____ Supplied data
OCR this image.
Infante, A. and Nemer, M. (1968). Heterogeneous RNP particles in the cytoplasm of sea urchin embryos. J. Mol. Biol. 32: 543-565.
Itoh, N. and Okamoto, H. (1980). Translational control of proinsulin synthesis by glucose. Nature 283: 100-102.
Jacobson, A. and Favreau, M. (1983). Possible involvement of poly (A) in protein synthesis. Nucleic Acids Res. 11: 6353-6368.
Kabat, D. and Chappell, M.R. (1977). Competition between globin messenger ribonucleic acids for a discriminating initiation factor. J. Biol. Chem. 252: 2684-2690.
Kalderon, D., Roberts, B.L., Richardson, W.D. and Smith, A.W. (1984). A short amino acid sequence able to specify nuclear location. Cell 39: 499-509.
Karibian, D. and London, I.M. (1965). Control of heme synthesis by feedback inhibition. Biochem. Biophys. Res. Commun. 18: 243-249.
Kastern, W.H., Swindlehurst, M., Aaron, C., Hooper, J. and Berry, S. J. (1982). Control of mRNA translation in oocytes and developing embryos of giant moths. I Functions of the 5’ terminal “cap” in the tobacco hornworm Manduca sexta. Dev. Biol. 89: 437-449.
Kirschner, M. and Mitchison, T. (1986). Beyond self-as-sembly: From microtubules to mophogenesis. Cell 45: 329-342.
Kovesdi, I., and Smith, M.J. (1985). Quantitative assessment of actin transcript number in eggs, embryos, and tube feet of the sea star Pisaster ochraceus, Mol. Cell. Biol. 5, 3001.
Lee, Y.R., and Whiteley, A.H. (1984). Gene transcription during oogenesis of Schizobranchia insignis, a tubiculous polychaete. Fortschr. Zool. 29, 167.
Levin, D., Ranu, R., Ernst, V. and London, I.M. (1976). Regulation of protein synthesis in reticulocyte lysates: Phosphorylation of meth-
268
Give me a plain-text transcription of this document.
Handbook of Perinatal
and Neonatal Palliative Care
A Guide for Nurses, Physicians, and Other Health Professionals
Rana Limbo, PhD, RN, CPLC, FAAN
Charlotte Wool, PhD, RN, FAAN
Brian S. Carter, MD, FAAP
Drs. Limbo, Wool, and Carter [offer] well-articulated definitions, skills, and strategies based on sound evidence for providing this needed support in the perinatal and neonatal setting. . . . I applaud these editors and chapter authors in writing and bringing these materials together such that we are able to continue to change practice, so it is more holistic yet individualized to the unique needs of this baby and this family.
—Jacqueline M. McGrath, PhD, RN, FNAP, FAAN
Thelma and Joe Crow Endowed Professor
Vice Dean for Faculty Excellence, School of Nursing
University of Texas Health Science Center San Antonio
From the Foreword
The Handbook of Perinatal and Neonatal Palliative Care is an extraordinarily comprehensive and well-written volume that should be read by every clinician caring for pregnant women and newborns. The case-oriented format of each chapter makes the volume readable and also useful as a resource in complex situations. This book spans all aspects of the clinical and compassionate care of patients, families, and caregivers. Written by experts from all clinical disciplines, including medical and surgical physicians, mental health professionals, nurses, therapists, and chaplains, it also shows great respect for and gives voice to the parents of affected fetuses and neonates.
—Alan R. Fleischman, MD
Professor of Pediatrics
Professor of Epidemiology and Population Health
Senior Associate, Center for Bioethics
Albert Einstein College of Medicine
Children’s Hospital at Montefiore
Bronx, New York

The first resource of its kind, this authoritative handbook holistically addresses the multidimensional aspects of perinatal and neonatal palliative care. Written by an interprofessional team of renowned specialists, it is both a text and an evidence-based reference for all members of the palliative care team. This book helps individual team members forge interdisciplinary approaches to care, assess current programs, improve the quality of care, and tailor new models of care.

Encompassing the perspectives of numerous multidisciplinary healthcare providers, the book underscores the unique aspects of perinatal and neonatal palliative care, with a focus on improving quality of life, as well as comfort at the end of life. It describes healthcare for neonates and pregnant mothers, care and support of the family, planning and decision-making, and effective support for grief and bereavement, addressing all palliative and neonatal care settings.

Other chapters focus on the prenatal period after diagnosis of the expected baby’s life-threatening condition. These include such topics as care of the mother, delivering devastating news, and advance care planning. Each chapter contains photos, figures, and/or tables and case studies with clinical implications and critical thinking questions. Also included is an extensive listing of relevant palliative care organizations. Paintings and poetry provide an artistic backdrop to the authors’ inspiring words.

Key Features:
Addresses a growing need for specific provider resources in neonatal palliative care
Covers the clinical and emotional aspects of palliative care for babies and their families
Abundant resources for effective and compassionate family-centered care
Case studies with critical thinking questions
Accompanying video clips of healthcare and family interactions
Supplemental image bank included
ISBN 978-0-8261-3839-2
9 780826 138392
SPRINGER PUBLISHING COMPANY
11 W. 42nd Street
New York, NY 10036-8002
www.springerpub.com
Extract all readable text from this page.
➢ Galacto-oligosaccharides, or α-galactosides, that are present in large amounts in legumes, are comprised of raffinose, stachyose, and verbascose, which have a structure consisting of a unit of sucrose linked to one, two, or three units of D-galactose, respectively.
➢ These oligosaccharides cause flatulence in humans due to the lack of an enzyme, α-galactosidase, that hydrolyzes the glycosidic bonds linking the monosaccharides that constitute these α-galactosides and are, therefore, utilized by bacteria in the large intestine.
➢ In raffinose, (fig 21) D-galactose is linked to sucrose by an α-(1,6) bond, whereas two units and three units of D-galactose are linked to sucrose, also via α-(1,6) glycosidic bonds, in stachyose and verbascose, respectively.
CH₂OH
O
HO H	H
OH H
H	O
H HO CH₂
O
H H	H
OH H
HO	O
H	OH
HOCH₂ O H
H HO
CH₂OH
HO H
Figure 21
________
= What the task requires =
Each entry must be reproduced exactly, with nothing added or dropped.

= Finished exercise =
OCR this image.
Infante, A. and Nemer, M. (1968). Heterogeneous RNP particles in the cytoplasm of sea urchin embryos. J. Mol. Biol. 32: 543-565.
Itoh, N. and Okamoto, H. (1980). Translational control of proinsulin synthesis by glucose. Nature 283: 100-102.
Jacobson, A. and Favreau, M. (1983). Possible involvement of poly (A) in protein synthesis. Nucleic Acids Res. 11: 6353-6368.
Kabat, D. and Chappell, M.R. (1977). Competition between globin messenger ribonucleic acids for a discriminating initiation factor. J. Biol. Chem. 252: 2684-2690.
Kalderon, D., Roberts, B.L., Richardson, W.D. and Smith, A.W. (1984). A short amino acid sequence able to specify nuclear location. Cell 39: 499-509.
Karibian, D. and London, I.M. (1965). Control of heme synthesis by feedback inhibition. Biochem. Biophys. Res. Commun. 18: 243-249.
Kastern, W.H., Swindlehurst, M., Aaron, C., Hooper, J. and Berry, S. J. (1982). Control of mRNA translation in oocytes and developing embryos of giant moths. I Functions of the 5’ terminal “cap” in the tobacco hornworm Manduca sexta. Dev. Biol. 89: 437-449.
Kirschner, M. and Mitchison, T. (1986). Beyond self-as-sembly: From microtubules to mophogenesis. Cell 45: 329-342.
Kovesdi, I., and Smith, M.J. (1985). Quantitative assessment of actin transcript number in eggs, embryos, and tube feet of the sea star Pisaster ochraceus, Mol. Cell. Biol. 5, 3001.
Lee, Y.R., and Whiteley, A.H. (1984). Gene transcription during oogenesis of Schizobranchia insignis, a tubiculous polychaete. Fortschr. Zool. 29, 167.
Levin, D., Ranu, R., Ernst, V. and London, I.M. (1976). Regulation of protein synthesis in reticulocyte lysates: Phosphorylation of meth-
268
Give me a plain-text transcription of this document.
Handbook of Perinatal
and Neonatal Palliative Care
A Guide for Nurses, Physicians, and Other Health Professionals
Rana Limbo, PhD, RN, CPLC, FAAN
Charlotte Wool, PhD, RN, FAAN
Brian S. Carter, MD, FAAP
Drs. Limbo, Wool, and Carter [offer] well-articulated definitions, skills, and strategies based on sound evidence for providing this needed support in the perinatal and neonatal setting. . . . I applaud these editors and chapter authors in writing and bringing these materials together such that we are able to continue to change practice, so it is more holistic yet individualized to the unique needs of this baby and this family.
—Jacqueline M. McGrath, PhD, RN, FNAP, FAAN
Thelma and Joe Crow Endowed Professor
Vice Dean for Faculty Excellence, School of Nursing
University of Texas Health Science Center San Antonio
From the Foreword
The Handbook of Perinatal and Neonatal Palliative Care is an extraordinarily comprehensive and well-written volume that should be read by every clinician caring for pregnant women and newborns. The case-oriented format of each chapter makes the volume readable and also useful as a resource in complex situations. This book spans all aspects of the clinical and compassionate care of patients, families, and caregivers. Written by experts from all clinical disciplines, including medical and surgical physicians, mental health professionals, nurses, therapists, and chaplains, it also shows great respect for and gives voice to the parents of affected fetuses and neonates.
—Alan R. Fleischman, MD
Professor of Pediatrics
Professor of Epidemiology and Population Health
Senior Associate, Center for Bioethics
Albert Einstein College of Medicine
Children’s Hospital at Montefiore
Bronx, New York

The first resource of its kind, this authoritative handbook holistically addresses the multidimensional aspects of perinatal and neonatal palliative care. Written by an interprofessional team of renowned specialists, it is both a text and an evidence-based reference for all members of the palliative care team. This book helps individual team members forge interdisciplinary approaches to care, assess current programs, improve the quality of care, and tailor new models of care.

Encompassing the perspectives of numerous multidisciplinary healthcare providers, the book underscores the unique aspects of perinatal and neonatal palliative care, with a focus on improving quality of life, as well as comfort at the end of life. It describes healthcare for neonates and pregnant mothers, care and support of the family, planning and decision-making, and effective support for grief and bereavement, addressing all palliative and neonatal care settings.

Other chapters focus on the prenatal period after diagnosis of the expected baby’s life-threatening condition. These include such topics as care of the mother, delivering devastating news, and advance care planning. Each chapter contains photos, figures, and/or tables and case studies with clinical implications and critical thinking questions. Also included is an extensive listing of relevant palliative care organizations. Paintings and poetry provide an artistic backdrop to the authors’ inspiring words.

Key Features:
Addresses a growing need for specific provider resources in neonatal palliative care
Covers the clinical and emotional aspects of palliative care for babies and their families
Abundant resources for effective and compassionate family-centered care
Case studies with critical thinking questions
Accompanying video clips of healthcare and family interactions
Supplemental image bank included
ISBN 978-0-8261-3839-2
9 780826 138392
SPRINGER PUBLISHING COMPANY
11 W. 42nd Street
New York, NY 10036-8002
www.springerpub.com
Extract all readable text from this page.
➢ Galacto-oligosaccharides, or α-galactosides, that are present in large amounts in legumes, are comprised of raffinose, stachyose, and verbascose, which have a structure consisting of a unit of sucrose linked to one, two, or three units of D-galactose, respectively.
➢ These oligosaccharides cause flatulence in humans due to the lack of an enzyme, α-galactosidase, that hydrolyzes the glycosidic bonds linking the monosaccharides that constitute these α-galactosides and are, therefore, utilized by bacteria in the large intestine.
➢ In raffinose, (fig 21) D-galactose is linked to sucrose by an α-(1,6) bond, whereas two units and three units of D-galactose are linked to sucrose, also via α-(1,6) glycosidic bonds, in stachyose and verbascose, respectively.
CH₂OH
O
HO H	H
OH H
H	O
H HO CH₂
O
H H	H
OH H
HO	O
H	OH
HOCH₂ O H
H HO
CH₂OH
HO H
Figure 21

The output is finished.